_Objective_
Every line in the listing is to be echoed verbatim.

[Begin Task input]

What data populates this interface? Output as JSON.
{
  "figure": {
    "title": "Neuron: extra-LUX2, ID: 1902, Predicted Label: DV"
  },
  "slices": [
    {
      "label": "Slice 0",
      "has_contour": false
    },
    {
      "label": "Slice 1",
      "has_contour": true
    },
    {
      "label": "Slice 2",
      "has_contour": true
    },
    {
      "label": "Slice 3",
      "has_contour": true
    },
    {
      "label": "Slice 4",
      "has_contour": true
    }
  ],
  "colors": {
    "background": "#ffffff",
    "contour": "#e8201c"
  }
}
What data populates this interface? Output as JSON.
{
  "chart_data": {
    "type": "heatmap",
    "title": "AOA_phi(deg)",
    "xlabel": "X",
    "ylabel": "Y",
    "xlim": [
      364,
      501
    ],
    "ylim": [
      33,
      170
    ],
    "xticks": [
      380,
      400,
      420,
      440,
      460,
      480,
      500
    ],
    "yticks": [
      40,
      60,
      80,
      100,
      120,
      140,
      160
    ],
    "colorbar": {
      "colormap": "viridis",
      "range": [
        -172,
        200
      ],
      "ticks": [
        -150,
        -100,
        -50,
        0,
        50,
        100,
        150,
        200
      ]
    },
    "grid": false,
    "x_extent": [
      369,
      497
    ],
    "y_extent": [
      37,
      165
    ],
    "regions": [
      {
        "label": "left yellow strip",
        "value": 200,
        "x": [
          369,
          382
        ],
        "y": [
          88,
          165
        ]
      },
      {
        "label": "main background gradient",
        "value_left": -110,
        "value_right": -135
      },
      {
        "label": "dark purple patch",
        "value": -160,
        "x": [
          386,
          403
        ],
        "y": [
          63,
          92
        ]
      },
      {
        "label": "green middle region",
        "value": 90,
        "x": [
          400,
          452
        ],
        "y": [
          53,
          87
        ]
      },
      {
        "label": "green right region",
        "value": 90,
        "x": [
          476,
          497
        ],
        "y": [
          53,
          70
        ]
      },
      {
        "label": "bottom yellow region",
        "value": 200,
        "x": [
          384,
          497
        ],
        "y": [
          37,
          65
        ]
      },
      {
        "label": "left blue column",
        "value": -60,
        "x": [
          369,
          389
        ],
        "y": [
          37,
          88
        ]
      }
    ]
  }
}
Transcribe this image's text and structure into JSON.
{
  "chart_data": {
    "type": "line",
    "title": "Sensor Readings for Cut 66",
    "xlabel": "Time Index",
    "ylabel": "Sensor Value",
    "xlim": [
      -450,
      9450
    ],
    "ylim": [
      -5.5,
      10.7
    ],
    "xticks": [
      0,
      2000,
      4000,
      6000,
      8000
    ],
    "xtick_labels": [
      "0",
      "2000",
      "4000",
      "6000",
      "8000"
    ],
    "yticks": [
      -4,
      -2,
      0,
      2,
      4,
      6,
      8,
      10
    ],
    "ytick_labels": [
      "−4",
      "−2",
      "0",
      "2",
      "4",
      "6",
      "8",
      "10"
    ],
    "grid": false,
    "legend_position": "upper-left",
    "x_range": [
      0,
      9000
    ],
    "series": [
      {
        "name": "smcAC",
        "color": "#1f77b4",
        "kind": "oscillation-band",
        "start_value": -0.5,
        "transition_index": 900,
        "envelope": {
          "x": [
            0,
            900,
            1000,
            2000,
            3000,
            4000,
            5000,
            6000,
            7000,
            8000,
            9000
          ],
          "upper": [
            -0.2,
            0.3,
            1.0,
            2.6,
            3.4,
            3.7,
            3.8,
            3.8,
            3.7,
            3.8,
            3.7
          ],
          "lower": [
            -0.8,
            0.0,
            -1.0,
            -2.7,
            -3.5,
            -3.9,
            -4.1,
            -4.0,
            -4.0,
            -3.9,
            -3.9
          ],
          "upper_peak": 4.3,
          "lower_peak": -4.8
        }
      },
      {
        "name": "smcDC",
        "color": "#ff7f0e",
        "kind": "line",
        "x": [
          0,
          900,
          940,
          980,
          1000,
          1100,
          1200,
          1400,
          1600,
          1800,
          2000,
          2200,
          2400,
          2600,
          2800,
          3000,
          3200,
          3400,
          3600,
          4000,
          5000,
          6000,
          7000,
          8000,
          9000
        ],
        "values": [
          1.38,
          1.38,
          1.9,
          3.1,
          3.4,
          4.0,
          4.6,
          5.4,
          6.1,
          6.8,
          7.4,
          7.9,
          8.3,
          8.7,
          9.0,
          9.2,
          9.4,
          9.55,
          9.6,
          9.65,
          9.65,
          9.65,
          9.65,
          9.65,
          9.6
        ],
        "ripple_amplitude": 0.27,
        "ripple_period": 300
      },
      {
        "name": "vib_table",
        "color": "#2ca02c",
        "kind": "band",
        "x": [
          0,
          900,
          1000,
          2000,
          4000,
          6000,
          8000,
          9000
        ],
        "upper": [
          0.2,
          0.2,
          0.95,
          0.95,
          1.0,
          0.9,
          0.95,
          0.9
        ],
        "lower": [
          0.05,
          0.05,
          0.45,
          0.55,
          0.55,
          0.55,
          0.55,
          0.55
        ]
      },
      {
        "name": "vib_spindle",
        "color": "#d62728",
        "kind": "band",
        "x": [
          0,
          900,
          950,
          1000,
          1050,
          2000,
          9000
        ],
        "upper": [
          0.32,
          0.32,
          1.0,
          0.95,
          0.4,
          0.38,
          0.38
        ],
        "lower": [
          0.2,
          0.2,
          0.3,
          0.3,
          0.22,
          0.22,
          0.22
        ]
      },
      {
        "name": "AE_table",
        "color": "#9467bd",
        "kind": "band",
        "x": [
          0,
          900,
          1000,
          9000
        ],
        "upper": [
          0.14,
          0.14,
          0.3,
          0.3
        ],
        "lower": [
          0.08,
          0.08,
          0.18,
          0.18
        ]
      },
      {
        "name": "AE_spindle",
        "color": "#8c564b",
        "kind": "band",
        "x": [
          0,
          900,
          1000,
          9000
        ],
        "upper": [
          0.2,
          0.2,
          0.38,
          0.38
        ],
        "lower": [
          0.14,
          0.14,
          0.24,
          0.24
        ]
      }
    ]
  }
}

[End Task input]

_Worked answer_
What data populates this interface? Output as JSON.
{
  "figure": {
    "title": "Neuron: extra-LUX2, ID: 1902, Predicted Label: DV"
  },
  "slices": [
    {
      "label": "Slice 0",
      "has_contour": false
    },
    {
      "label": "Slice 1",
      "has_contour": true
    },
    {
      "label": "Slice 2",
      "has_contour": true
    },
    {
      "label": "Slice 3",
      "has_contour": true
    },
    {
      "label": "Slice 4",
      "has_contour": true
    }
  ],
  "colors": {
    "background": "#ffffff",
    "contour": "#e8201c"
  }
}
What data populates this interface? Output as JSON.
{
  "chart_data": {
    "type": "heatmap",
    "title": "AOA_phi(deg)",
    "xlabel": "X",
    "ylabel": "Y",
    "xlim": [
      364,
      501
    ],
    "ylim": [
      33,
      170
    ],
    "xticks": [
      380,
      400,
      420,
      440,
      460,
      480,
      500
    ],
    "yticks": [
      40,
      60,
      80,
      100,
      120,
      140,
      160
    ],
    "colorbar": {
      "colormap": "viridis",
      "range": [
        -172,
        200
      ],
      "ticks": [
        -150,
        -100,
        -50,
        0,
        50,
        100,
        150,
        200
      ]
    },
    "grid": false,
    "x_extent": [
      369,
      497
    ],
    "y_extent": [
      37,
      165
    ],
    "regions": [
      {
        "label": "left yellow strip",
        "value": 200,
        "x": [
          369,
          382
        ],
        "y": [
          88,
          165
        ]
      },
      {
        "label": "main background gradient",
        "value_left": -110,
        "value_right": -135
      },
      {
        "label": "dark purple patch",
        "value": -160,
        "x": [
          386,
          403
        ],
        "y": [
          63,
          92
        ]
      },
      {
        "label": "green middle region",
        "value": 90,
        "x": [
          400,
          452
        ],
        "y": [
          53,
          87
        ]
      },
      {
        "label": "green right region",
        "value": 90,
        "x": [
          476,
          497
        ],
        "y": [
          53,
          70
        ]
      },
      {
        "label": "bottom yellow region",
        "value": 200,
        "x": [
          384,
          497
        ],
        "y": [
          37,
          65
        ]
      },
      {
        "label": "left blue column",
        "value": -60,
        "x": [
          369,
          389
        ],
        "y": [
          37,
          88
        ]
      }
    ]
  }
}
Transcribe this image's text and structure into JSON.
{
  "chart_data": {
    "type": "line",
    "title": "Sensor Readings for Cut 66",
    "xlabel": "Time Index",
    "ylabel": "Sensor Value",
    "xlim": [
      -450,
      9450
    ],
    "ylim": [
      -5.5,
      10.7
    ],
    "xticks": [
      0,
      2000,
      4000,
      6000,
      8000
    ],
    "xtick_labels": [
      "0",
      "2000",
      "4000",
      "6000",
      "8000"
    ],
    "yticks": [
      -4,
      -2,
      0,
      2,
      4,
      6,
      8,
      10
    ],
    "ytick_labels": [
      "−4",
      "−2",
      "0",
      "2",
      "4",
      "6",
      "8",
      "10"
    ],
    "grid": false,
    "legend_position": "upper-left",
    "x_range": [
      0,
      9000
    ],
    "series": [
      {
        "name": "smcAC",
        "color": "#1f77b4",
        "kind": "oscillation-band",
        "start_value": -0.5,
        "transition_index": 900,
        "envelope": {
          "x": [
            0,
            900,
            1000,
            2000,
            3000,
            4000,
            5000,
            6000,
            7000,
            8000,
            9000
          ],
          "upper": [
            -0.2,
            0.3,
            1.0,
            2.6,
            3.4,
            3.7,
            3.8,
            3.8,
            3.7,
            3.8,
            3.7
          ],
          "lower": [
            -0.8,
            0.0,
            -1.0,
            -2.7,
            -3.5,
            -3.9,
            -4.1,
            -4.0,
            -4.0,
            -3.9,
            -3.9
          ],
          "upper_peak": 4.3,
          "lower_peak": -4.8
        }
      },
      {
        "name": "smcDC",
        "color": "#ff7f0e",
        "kind": "line",
        "x": [
          0,
          900,
          940,
          980,
          1000,
          1100,
          1200,
          1400,
          1600,
          1800,
          2000,
          2200,
          2400,
          2600,
          2800,
          3000,
          3200,
          3400,
          3600,
          4000,
          5000,
          6000,
          7000,
          8000,
          9000
        ],
        "values": [
          1.38,
          1.38,
          1.9,
          3.1,
          3.4,
          4.0,
          4.6,
          5.4,
          6.1,
          6.8,
          7.4,
          7.9,
          8.3,
          8.7,
          9.0,
          9.2,
          9.4,
          9.55,
          9.6,
          9.65,
          9.65,
          9.65,
          9.65,
          9.65,
          9.6
        ],
        "ripple_amplitude": 0.27,
        "ripple_period": 300
      },
      {
        "name": "vib_table",
        "color": "#2ca02c",
        "kind": "band",
        "x": [
          0,
          900,
          1000,
          2000,
          4000,
          6000,
          8000,
          9000
        ],
        "upper": [
          0.2,
          0.2,
          0.95,
          0.95,
          1.0,
          0.9,
          0.95,
          0.9
        ],
        "lower": [
          0.05,
          0.05,
          0.45,
          0.55,
          0.55,
          0.55,
          0.55,
          0.55
        ]
      },
      {
        "name": "vib_spindle",
        "color": "#d62728",
        "kind": "band",
        "x": [
          0,
          900,
          950,
          1000,
          1050,
          2000,
          9000
        ],
        "upper": [
          0.32,
          0.32,
          1.0,
          0.95,
          0.4,
          0.38,
          0.38
        ],
        "lower": [
          0.2,
          0.2,
          0.3,
          0.3,
          0.22,
          0.22,
          0.22
        ]
      },
      {
        "name": "AE_table",
        "color": "#9467bd",
        "kind": "band",
        "x": [
          0,
          900,
          1000,
          9000
        ],
        "upper": [
          0.14,
          0.14,
          0.3,
          0.3
        ],
        "lower": [
          0.08,
          0.08,
          0.18,
          0.18
        ]
      },
      {
        "name": "AE_spindle",
        "color": "#8c564b",
        "kind": "band",
        "x": [
          0,
          900,
          1000,
          9000
        ],
        "upper": [
          0.2,
          0.2,
          0.38,
          0.38
        ],
        "lower": [
          0.14,
          0.14,
          0.24,
          0.24
        ]
      }
    ]
  }
}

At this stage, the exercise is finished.